| Teks |
↓↓↓

Walhi Kalbar Menyoroti Kasak Kusuk Sawit di Sanggau
Menyoroti hal itu, pendekatan adat dalam menjaga hutan juga diterapkan di daerah-daerah lain seperti hulu Sungai Melawi, Ketapang, Sintang, dan Kapuas Hulu.
Data Wahana Lingkungan Hidup (Walhi) Kalimantan Barat, menyebutkan luas hutan yang rusak itu setara dengan dua kali luas lapangan sepak bola per jam. Secara khusus, total luas penambahan kebun sawit di Kabupaten Sanggau pada tahun 1990-2013 sebesar 118,252 ha, yang diperoleh dari pembukaan lahan hutan sekunder sebesar 6,793 ha pada tanah gambut dan 1,865 ha pada tanah mineral, sedangkan dari lahan non-hutan sebesar 10,136 ha pada tanah gambut dan 99,458 ha pada tanah mineral.
Perluasan wilayah kelapa sawit itu mengalami “pembenaran” dengan jargon-jargon pertumbuhan ekonomi untuk merambah daerah-daerah strategis. Kategori daerah terpecil yang jauh dari perkotaan kemudian menjadi target perkebunan dan industri kelapa sawit.
Daerah penghasil sawit terbesar di wilayah Kalimantan Barat adalah Kabupaten Sanggau. Saat ini ada terdapat sekitar 43 perusahaan perkebunan kelapa sawit di daerah ini, baik milik swasta maupun juga milik Badan Usaha Milik Negara.
Wilayah Sanggau sudah dikelilingi perkebunan kelapa sawit yang dianggap sebagai komoditi unggul daerahnya. Perluasan areal perkebunan kelapa sawit itu berkorelasi dengan pengurangan wilayah hutan dan satwa liar yang ada dan hidup di dalamnya.
Fungsi hutan sebagai penghasil oksigen semakin menipis. Disisi lain pohon kelapa sawit merupakan pemicu berkurangnya kuantitas air tanah karena penyerapan yang tinggi.

↑↑↑

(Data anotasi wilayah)
↓↓↓

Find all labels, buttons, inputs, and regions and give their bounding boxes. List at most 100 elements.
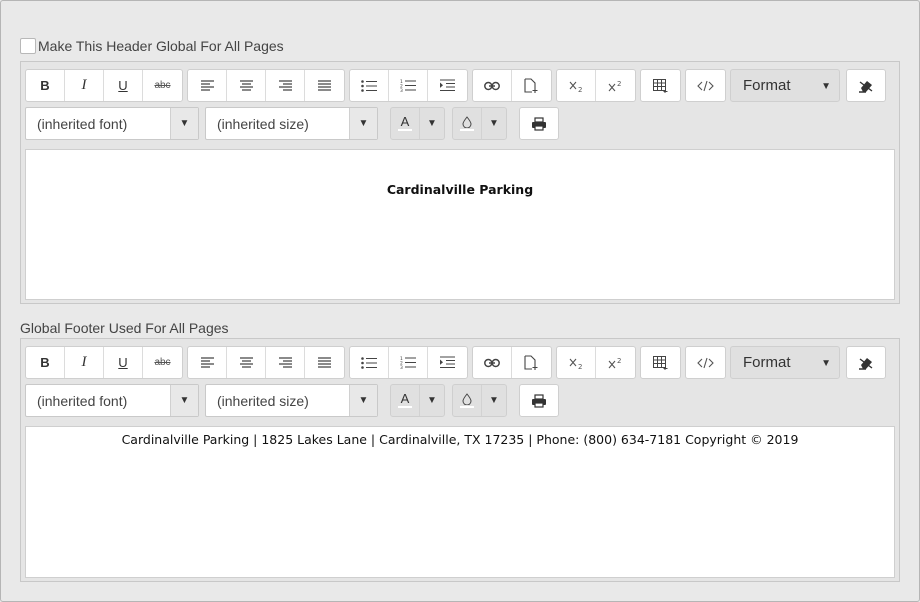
- font-color-main[interactable]: A: [391, 385, 420, 416]
- underline-button[interactable]: U: [104, 70, 143, 101]
- font-style-group: B I U abc: [25, 346, 183, 379]
- strikethrough-button[interactable]: abc: [143, 70, 182, 101]
- chevron-down-icon[interactable]: ▼: [482, 108, 506, 139]
- subscript-button[interactable]: 2: [557, 347, 596, 378]
- font-color-button[interactable]: A ▼: [390, 107, 445, 140]
- superscript-button[interactable]: 2: [596, 347, 635, 378]
- font-color-swatch: [398, 129, 412, 131]
- link-icon: [484, 358, 500, 367]
- unordered-list-button[interactable]: [350, 70, 389, 101]
- font-family-value: (inherited font): [37, 392, 128, 409]
- footer-content-area[interactable]: Cardinalville Parking | 1825 Lakes Lane …: [25, 426, 895, 578]
- indent-icon: [440, 79, 455, 92]
- global-header-checkbox[interactable]: [20, 38, 36, 54]
- svg-text:3: 3: [400, 88, 403, 92]
- ordered-list-button[interactable]: 123: [389, 347, 428, 378]
- bold-button[interactable]: B: [26, 347, 65, 378]
- link-button[interactable]: [473, 70, 512, 101]
- subscript-icon: 2: [569, 358, 582, 369]
- print-button[interactable]: [519, 107, 559, 140]
- superscript-icon: 2: [608, 80, 621, 91]
- svg-text:2: 2: [617, 357, 621, 365]
- align-right-button[interactable]: [266, 70, 305, 101]
- align-justify-button[interactable]: [305, 347, 344, 378]
- footer-content-text: Cardinalville Parking | 1825 Lakes Lane …: [121, 432, 799, 447]
- subscript-button[interactable]: 2: [557, 70, 596, 101]
- clear-formatting-button[interactable]: [846, 69, 886, 102]
- background-color-main[interactable]: [453, 108, 482, 139]
- format-dropdown[interactable]: Format ▼: [730, 69, 840, 102]
- code-view-icon: [697, 357, 714, 368]
- chevron-down-icon: ▼: [821, 81, 831, 92]
- code-view-button[interactable]: [686, 70, 725, 101]
- svg-text:2: 2: [617, 80, 621, 88]
- font-family-select[interactable]: (inherited font) ▼: [25, 384, 199, 417]
- header-content-area[interactable]: Cardinalville Parking: [25, 149, 895, 300]
- align-center-button[interactable]: [227, 70, 266, 101]
- indent-button[interactable]: [428, 70, 467, 101]
- footer-editor: B I U abc 123 2 2 Format ▼ (inherited fo…: [20, 338, 900, 582]
- svg-text:2: 2: [578, 86, 582, 92]
- font-color-swatch: [398, 406, 412, 408]
- background-color-swatch: [460, 406, 474, 408]
- font-color-button[interactable]: A ▼: [390, 384, 445, 417]
- chevron-down-icon[interactable]: ▼: [420, 385, 444, 416]
- table-button[interactable]: [641, 70, 680, 101]
- align-center-button[interactable]: [227, 347, 266, 378]
- svg-text:2: 2: [578, 363, 582, 369]
- chevron-down-icon[interactable]: ▼: [482, 385, 506, 416]
- align-right-button[interactable]: [266, 347, 305, 378]
- clear-formatting-button[interactable]: [846, 346, 886, 379]
- align-left-button[interactable]: [188, 347, 227, 378]
- subscript-icon: 2: [569, 81, 582, 92]
- align-right-icon: [278, 80, 292, 91]
- header-content-text: Cardinalville Parking: [386, 182, 534, 197]
- insert-file-button[interactable]: [512, 70, 551, 101]
- bold-button[interactable]: B: [26, 70, 65, 101]
- chevron-down-icon: ▼: [170, 385, 198, 416]
- align-left-icon: [200, 80, 214, 91]
- background-color-main[interactable]: [453, 385, 482, 416]
- header-editor: B I U abc 123 2 2 Format ▼ (inherited fo…: [20, 61, 900, 304]
- underline-button[interactable]: U: [104, 347, 143, 378]
- font-color-main[interactable]: A: [391, 108, 420, 139]
- code-view-button[interactable]: [686, 347, 725, 378]
- font-size-value: (inherited size): [217, 392, 309, 409]
- background-color-button[interactable]: ▼: [452, 107, 507, 140]
- format-dropdown[interactable]: Format ▼: [730, 346, 840, 379]
- strikethrough-button[interactable]: abc: [143, 347, 182, 378]
- format-dropdown-label: Format: [743, 354, 791, 371]
- droplet-icon: [462, 393, 472, 405]
- insert-file-icon: [524, 355, 538, 370]
- chevron-down-icon[interactable]: ▼: [420, 108, 444, 139]
- svg-text:3: 3: [400, 365, 403, 369]
- superscript-button[interactable]: 2: [596, 70, 635, 101]
- ordered-list-icon: 123: [400, 79, 416, 92]
- table-button[interactable]: [641, 347, 680, 378]
- ordered-list-icon: 123: [400, 356, 416, 369]
- italic-button[interactable]: I: [65, 70, 104, 101]
- chevron-down-icon: ▼: [349, 385, 377, 416]
- print-icon: [532, 393, 546, 408]
- ordered-list-button[interactable]: 123: [389, 70, 428, 101]
- droplet-icon: [462, 116, 472, 128]
- print-button[interactable]: [519, 384, 559, 417]
- font-color-glyph: A: [400, 114, 410, 129]
- italic-button[interactable]: I: [65, 347, 104, 378]
- align-left-button[interactable]: [188, 70, 227, 101]
- insert-file-icon: [524, 78, 538, 93]
- font-size-select[interactable]: (inherited size) ▼: [205, 384, 378, 417]
- font-size-select[interactable]: (inherited size) ▼: [205, 107, 378, 140]
- unordered-list-button[interactable]: [350, 347, 389, 378]
- link-icon: [484, 81, 500, 90]
- global-header-option[interactable]: Make This Header Global For All Pages: [20, 38, 284, 54]
- link-button[interactable]: [473, 347, 512, 378]
- insert-file-button[interactable]: [512, 347, 551, 378]
- align-group: [187, 69, 345, 102]
- background-color-button[interactable]: ▼: [452, 384, 507, 417]
- align-justify-icon: [318, 80, 331, 91]
- indent-button[interactable]: [428, 347, 467, 378]
- code-group: [685, 69, 726, 102]
- font-family-select[interactable]: (inherited font) ▼: [25, 107, 199, 140]
- align-justify-button[interactable]: [305, 70, 344, 101]
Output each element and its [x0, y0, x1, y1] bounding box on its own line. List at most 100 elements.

↑↑↑

| Instruksi Tertulis 1 |
Menurut teks tentang sawit di Sanggau, ada berapa perusahaan perkebunan kelapa sawit di Kabupaten Sanggau saat ini?
| Instruksi Tertulis 2 |
Teruskan teks tentang perkebunan sawit di Sanggau mulai setelah kalimat terakhirnya.
Data ini tidak berhubungan dengan teks.

| Jawaban 1 |
Sekitar 43 perusahaan.

| Jawaban 2 |
Hal itu ditepis dalam menanggapi realitas Dana Bagi Hasil (DBH) perkebunan sawit, Kepala Divisi Kajian, Dokumentasi, dan Kampanye Walhi Kalimantan Barat, Hendrikus Adam, menyoroti sejumlah isu. Meskipun regulasi terkait DBH masih baru, kontribusi dari baru keluar dan pungutan ekspor kelapa sawit hanya mencapai 4 persen dari total penerimaan negara, sekitar Rp. 3.396.196.000.000.
Hendrikus mengungkapkan bahwa alokasi dana ke daerah terasa minim, terutama jika digunakan untuk infrastruktur di sekitar perkebunan sawit yang luas dan kompleks. Ia juga menyoroti dampak negatif investasi perkebunan sawit terhadap lingkungan dan infrastruktur, menyebutnya sebagai ‘alat cuci tangan’ pemerintah yang terkesan mengabaikan kebutuhan warga.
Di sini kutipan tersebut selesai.